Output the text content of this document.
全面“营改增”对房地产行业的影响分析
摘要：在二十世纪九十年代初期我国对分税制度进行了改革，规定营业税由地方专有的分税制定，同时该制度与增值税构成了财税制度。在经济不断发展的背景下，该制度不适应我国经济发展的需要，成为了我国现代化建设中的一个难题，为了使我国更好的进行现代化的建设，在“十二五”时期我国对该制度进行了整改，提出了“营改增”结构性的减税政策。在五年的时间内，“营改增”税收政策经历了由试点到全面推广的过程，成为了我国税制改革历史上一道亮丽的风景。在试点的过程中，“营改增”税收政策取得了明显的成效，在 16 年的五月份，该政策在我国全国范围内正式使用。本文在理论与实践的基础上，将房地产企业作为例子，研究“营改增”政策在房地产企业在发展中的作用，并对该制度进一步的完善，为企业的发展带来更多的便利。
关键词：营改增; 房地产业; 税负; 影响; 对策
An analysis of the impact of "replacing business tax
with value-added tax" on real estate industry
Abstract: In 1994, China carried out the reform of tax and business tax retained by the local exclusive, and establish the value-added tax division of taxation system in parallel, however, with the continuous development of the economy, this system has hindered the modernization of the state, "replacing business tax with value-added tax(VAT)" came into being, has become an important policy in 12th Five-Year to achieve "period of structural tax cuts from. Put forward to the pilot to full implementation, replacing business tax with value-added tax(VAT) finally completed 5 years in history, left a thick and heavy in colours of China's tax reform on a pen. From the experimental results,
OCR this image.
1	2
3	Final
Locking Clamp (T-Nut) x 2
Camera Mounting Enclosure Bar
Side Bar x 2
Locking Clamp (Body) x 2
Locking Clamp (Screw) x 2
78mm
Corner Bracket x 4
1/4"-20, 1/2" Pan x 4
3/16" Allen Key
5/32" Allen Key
········
What is asked:
From the line containing "OCR this image." through the final line of the listing above, retype every line exactly; leave out everything else.

Solution to this exercise:
OCR this image.
1	2
3	Final
Locking Clamp (T-Nut) x 2
Camera Mounting Enclosure Bar
Side Bar x 2
Locking Clamp (Body) x 2
Locking Clamp (Screw) x 2
78mm
Corner Bracket x 4
1/4"-20, 1/2" Pan x 4
3/16" Allen Key
5/32" Allen Key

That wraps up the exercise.